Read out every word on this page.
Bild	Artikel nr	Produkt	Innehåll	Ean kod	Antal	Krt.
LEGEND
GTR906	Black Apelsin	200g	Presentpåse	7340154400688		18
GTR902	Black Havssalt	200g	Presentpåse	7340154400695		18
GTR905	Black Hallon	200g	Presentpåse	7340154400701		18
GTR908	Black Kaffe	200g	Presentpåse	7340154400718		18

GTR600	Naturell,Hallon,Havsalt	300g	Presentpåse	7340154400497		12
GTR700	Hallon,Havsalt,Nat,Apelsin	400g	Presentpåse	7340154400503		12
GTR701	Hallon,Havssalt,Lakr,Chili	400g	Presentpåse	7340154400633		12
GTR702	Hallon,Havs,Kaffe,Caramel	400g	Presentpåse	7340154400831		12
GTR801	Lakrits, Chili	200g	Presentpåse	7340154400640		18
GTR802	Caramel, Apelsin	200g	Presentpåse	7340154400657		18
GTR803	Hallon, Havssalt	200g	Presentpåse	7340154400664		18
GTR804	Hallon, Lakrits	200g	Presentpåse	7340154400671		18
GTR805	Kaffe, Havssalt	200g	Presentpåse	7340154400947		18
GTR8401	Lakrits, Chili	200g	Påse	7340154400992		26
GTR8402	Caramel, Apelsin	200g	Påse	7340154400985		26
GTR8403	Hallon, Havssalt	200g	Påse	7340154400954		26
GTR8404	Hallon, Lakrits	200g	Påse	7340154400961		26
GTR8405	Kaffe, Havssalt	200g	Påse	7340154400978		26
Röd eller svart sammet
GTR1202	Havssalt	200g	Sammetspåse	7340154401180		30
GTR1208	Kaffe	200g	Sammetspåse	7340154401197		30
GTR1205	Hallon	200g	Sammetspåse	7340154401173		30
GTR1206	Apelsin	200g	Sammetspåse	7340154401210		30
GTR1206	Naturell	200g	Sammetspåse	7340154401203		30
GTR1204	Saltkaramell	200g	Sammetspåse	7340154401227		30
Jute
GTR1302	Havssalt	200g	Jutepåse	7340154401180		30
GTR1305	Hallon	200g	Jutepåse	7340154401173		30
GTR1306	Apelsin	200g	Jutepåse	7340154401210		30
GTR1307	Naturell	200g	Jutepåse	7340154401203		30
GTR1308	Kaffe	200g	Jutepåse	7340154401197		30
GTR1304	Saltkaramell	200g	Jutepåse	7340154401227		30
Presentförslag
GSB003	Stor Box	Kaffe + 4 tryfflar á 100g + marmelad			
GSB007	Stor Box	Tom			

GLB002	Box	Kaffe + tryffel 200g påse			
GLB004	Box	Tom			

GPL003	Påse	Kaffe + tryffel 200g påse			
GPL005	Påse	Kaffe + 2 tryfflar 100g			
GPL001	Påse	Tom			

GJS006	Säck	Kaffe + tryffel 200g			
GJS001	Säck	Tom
######
AIM OF THE TASK
Output the full listing without altering anything.

SOLUTION TO THE PROBLEM
Read out every word on this page.
Bild	Artikel nr	Produkt	Innehåll	Ean kod	Antal	Krt.
LEGEND
GTR906	Black Apelsin	200g	Presentpåse	7340154400688		18
GTR902	Black Havssalt	200g	Presentpåse	7340154400695		18
GTR905	Black Hallon	200g	Presentpåse	7340154400701		18
GTR908	Black Kaffe	200g	Presentpåse	7340154400718		18

GTR600	Naturell,Hallon,Havsalt	300g	Presentpåse	7340154400497		12
GTR700	Hallon,Havsalt,Nat,Apelsin	400g	Presentpåse	7340154400503		12
GTR701	Hallon,Havssalt,Lakr,Chili	400g	Presentpåse	7340154400633		12
GTR702	Hallon,Havs,Kaffe,Caramel	400g	Presentpåse	7340154400831		12
GTR801	Lakrits, Chili	200g	Presentpåse	7340154400640		18
GTR802	Caramel, Apelsin	200g	Presentpåse	7340154400657		18
GTR803	Hallon, Havssalt	200g	Presentpåse	7340154400664		18
GTR804	Hallon, Lakrits	200g	Presentpåse	7340154400671		18
GTR805	Kaffe, Havssalt	200g	Presentpåse	7340154400947		18
GTR8401	Lakrits, Chili	200g	Påse	7340154400992		26
GTR8402	Caramel, Apelsin	200g	Påse	7340154400985		26
GTR8403	Hallon, Havssalt	200g	Påse	7340154400954		26
GTR8404	Hallon, Lakrits	200g	Påse	7340154400961		26
GTR8405	Kaffe, Havssalt	200g	Påse	7340154400978		26
Röd eller svart sammet
GTR1202	Havssalt	200g	Sammetspåse	7340154401180		30
GTR1208	Kaffe	200g	Sammetspåse	7340154401197		30
GTR1205	Hallon	200g	Sammetspåse	7340154401173		30
GTR1206	Apelsin	200g	Sammetspåse	7340154401210		30
GTR1206	Naturell	200g	Sammetspåse	7340154401203		30
GTR1204	Saltkaramell	200g	Sammetspåse	7340154401227		30
Jute
GTR1302	Havssalt	200g	Jutepåse	7340154401180		30
GTR1305	Hallon	200g	Jutepåse	7340154401173		30
GTR1306	Apelsin	200g	Jutepåse	7340154401210		30
GTR1307	Naturell	200g	Jutepåse	7340154401203		30
GTR1308	Kaffe	200g	Jutepåse	7340154401197		30
GTR1304	Saltkaramell	200g	Jutepåse	7340154401227		30
Presentförslag
GSB003	Stor Box	Kaffe + 4 tryfflar á 100g + marmelad			
GSB007	Stor Box	Tom			

GLB002	Box	Kaffe + tryffel 200g påse			
GLB004	Box	Tom			

GPL003	Påse	Kaffe + tryffel 200g påse			
GPL005	Påse	Kaffe + 2 tryfflar 100g			
GPL001	Påse	Tom			

GJS006	Säck	Kaffe + tryffel 200g			
GJS001	Säck	Tom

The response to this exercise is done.